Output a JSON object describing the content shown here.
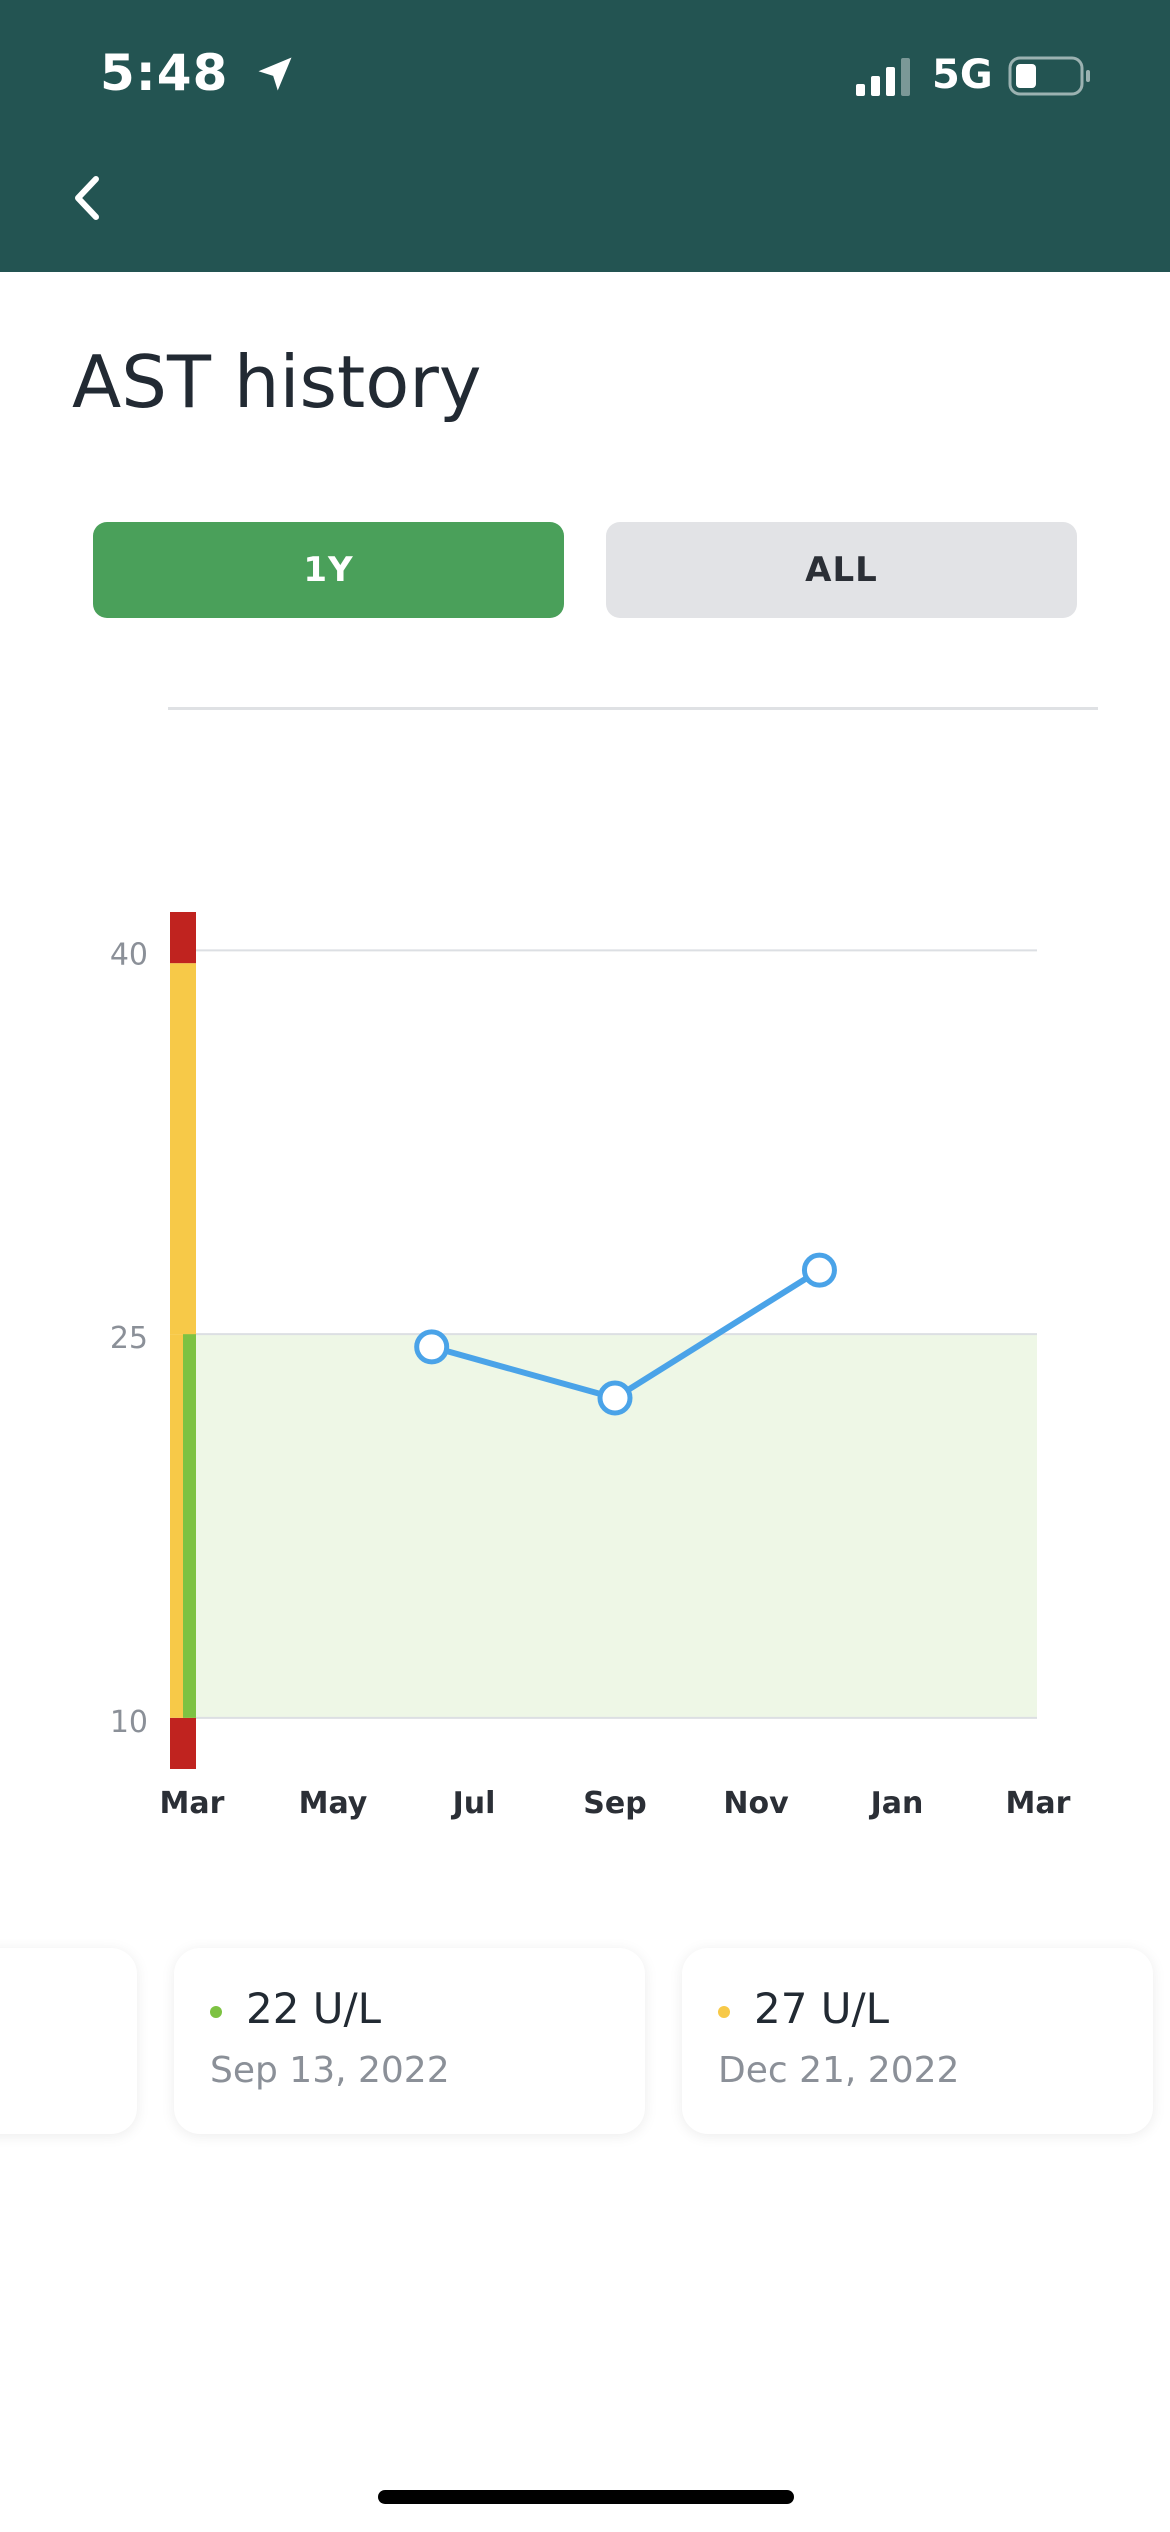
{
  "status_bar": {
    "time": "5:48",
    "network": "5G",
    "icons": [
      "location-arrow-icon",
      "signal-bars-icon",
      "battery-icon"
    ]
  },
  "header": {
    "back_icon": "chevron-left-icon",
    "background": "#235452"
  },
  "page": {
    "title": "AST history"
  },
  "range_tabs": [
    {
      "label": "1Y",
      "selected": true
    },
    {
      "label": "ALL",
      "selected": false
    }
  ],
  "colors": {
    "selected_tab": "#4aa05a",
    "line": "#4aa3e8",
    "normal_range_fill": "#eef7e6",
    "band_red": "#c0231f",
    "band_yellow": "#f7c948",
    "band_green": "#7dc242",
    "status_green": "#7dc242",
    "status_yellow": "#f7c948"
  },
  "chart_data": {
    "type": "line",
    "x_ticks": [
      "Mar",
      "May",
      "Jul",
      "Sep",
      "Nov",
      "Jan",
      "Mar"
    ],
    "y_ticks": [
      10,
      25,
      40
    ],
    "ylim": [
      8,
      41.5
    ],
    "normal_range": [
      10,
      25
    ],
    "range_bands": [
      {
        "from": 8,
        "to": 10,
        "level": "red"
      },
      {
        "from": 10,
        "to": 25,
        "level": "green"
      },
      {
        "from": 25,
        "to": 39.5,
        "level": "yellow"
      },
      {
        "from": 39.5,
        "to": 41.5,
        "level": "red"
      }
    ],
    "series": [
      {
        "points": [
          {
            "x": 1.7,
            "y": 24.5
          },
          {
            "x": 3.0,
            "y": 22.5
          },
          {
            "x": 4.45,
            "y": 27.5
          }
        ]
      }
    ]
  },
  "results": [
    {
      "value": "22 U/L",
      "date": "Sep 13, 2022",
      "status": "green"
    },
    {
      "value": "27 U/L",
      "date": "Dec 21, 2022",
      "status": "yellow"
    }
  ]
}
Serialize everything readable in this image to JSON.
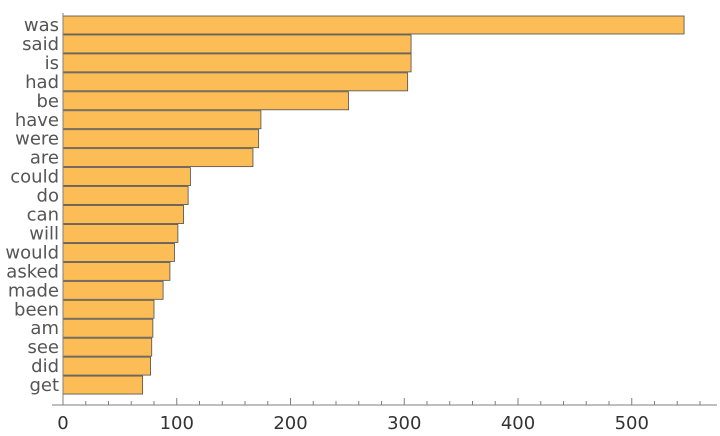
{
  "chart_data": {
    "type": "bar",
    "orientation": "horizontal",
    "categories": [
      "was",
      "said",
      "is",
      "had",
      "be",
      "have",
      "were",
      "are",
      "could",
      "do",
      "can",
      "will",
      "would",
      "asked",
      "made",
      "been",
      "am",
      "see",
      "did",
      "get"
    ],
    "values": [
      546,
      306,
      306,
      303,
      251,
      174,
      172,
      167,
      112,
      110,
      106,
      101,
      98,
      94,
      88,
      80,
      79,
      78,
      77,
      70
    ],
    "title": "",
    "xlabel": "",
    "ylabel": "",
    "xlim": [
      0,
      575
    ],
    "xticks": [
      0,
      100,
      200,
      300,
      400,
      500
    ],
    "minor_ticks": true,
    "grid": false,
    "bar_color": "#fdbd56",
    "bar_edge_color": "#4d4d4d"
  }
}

============================================================

## [What to produce]
Repeat the listing above exactly, with no pictures.

## [The completed task]
Output a JSON object describing the content shown here.
{
  "status_bar": {
    "time": "5:48",
    "network": "5G",
    "icons": [
      "location-arrow-icon",
      "signal-bars-icon",
      "battery-icon"
    ]
  },
  "header": {
    "back_icon": "chevron-left-icon",
    "background": "#235452"
  },
  "page": {
    "title": "AST history"
  },
  "range_tabs": [
    {
      "label": "1Y",
      "selected": true
    },
    {
      "label": "ALL",
      "selected": false
    }
  ],
  "colors": {
    "selected_tab": "#4aa05a",
    "line": "#4aa3e8",
    "normal_range_fill": "#eef7e6",
    "band_red": "#c0231f",
    "band_yellow": "#f7c948",
    "band_green": "#7dc242",
    "status_green": "#7dc242",
    "status_yellow": "#f7c948"
  },
  "chart_data": {
    "type": "line",
    "x_ticks": [
      "Mar",
      "May",
      "Jul",
      "Sep",
      "Nov",
      "Jan",
      "Mar"
    ],
    "y_ticks": [
      10,
      25,
      40
    ],
    "ylim": [
      8,
      41.5
    ],
    "normal_range": [
      10,
      25
    ],
    "range_bands": [
      {
        "from": 8,
        "to": 10,
        "level": "red"
      },
      {
        "from": 10,
        "to": 25,
        "level": "green"
      },
      {
        "from": 25,
        "to": 39.5,
        "level": "yellow"
      },
      {
        "from": 39.5,
        "to": 41.5,
        "level": "red"
      }
    ],
    "series": [
      {
        "points": [
          {
            "x": 1.7,
            "y": 24.5
          },
          {
            "x": 3.0,
            "y": 22.5
          },
          {
            "x": 4.45,
            "y": 27.5
          }
        ]
      }
    ]
  },
  "results": [
    {
      "value": "22 U/L",
      "date": "Sep 13, 2022",
      "status": "green"
    },
    {
      "value": "27 U/L",
      "date": "Dec 21, 2022",
      "status": "yellow"
    }
  ]
}
Serialize everything readable in this image to JSON.
{
  "chart_data": {
    "type": "bar",
    "orientation": "horizontal",
    "categories": [
      "was",
      "said",
      "is",
      "had",
      "be",
      "have",
      "were",
      "are",
      "could",
      "do",
      "can",
      "will",
      "would",
      "asked",
      "made",
      "been",
      "am",
      "see",
      "did",
      "get"
    ],
    "values": [
      546,
      306,
      306,
      303,
      251,
      174,
      172,
      167,
      112,
      110,
      106,
      101,
      98,
      94,
      88,
      80,
      79,
      78,
      77,
      70
    ],
    "title": "",
    "xlabel": "",
    "ylabel": "",
    "xlim": [
      0,
      575
    ],
    "xticks": [
      0,
      100,
      200,
      300,
      400,
      500
    ],
    "minor_ticks": true,
    "grid": false,
    "bar_color": "#fdbd56",
    "bar_edge_color": "#4d4d4d"
  }
}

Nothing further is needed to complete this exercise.